**STATED GOAL:**
Copy every line with the string "this" in it.

- - - - - - -

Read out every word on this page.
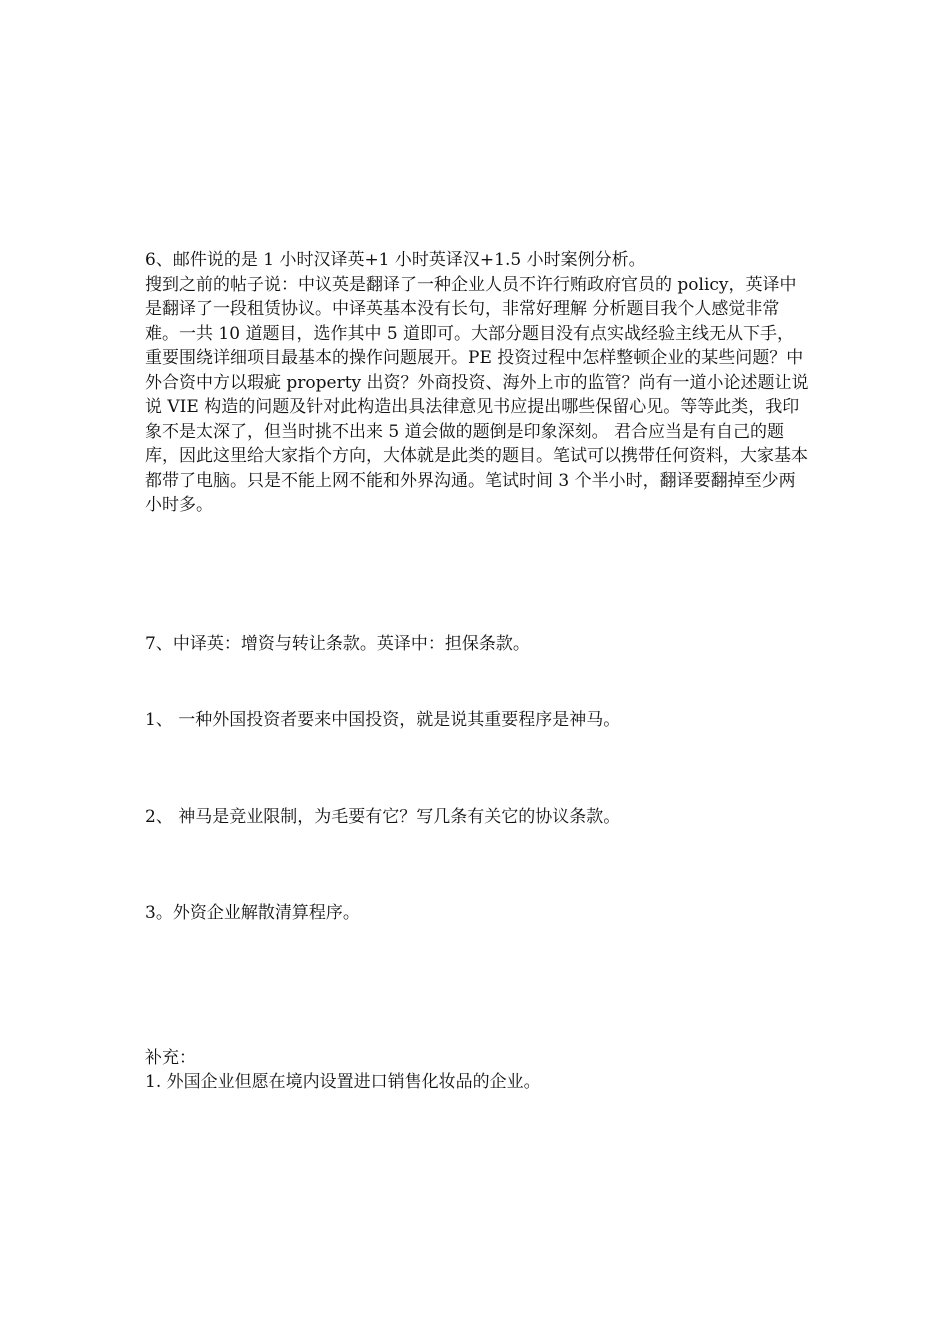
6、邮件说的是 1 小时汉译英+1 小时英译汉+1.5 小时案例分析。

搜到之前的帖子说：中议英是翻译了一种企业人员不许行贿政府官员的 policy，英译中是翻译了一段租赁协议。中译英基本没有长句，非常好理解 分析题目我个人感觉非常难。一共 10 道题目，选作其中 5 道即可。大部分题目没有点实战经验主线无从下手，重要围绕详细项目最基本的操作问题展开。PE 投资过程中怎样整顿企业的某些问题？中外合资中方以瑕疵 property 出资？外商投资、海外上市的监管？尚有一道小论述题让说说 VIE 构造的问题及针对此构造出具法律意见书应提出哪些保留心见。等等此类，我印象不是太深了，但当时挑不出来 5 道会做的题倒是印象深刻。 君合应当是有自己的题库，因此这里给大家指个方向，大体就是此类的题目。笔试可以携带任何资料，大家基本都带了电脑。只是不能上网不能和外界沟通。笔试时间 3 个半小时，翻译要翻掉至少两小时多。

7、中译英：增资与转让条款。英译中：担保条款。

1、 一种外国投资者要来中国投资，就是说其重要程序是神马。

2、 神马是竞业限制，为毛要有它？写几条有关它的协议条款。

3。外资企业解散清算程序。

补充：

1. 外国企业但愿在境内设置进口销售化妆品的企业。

- - - - - - -

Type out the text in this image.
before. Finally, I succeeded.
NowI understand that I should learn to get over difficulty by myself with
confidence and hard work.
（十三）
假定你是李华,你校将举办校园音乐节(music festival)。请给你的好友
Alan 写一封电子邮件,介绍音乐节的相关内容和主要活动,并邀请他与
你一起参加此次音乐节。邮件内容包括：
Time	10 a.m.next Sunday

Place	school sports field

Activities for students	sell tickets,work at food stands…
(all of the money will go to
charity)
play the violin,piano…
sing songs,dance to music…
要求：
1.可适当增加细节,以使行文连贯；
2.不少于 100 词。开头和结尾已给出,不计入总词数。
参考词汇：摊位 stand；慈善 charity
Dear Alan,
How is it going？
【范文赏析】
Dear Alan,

- - - - - - -

**TASK RESPONSE:**
Read out every word on this page.
Type out the text in this image.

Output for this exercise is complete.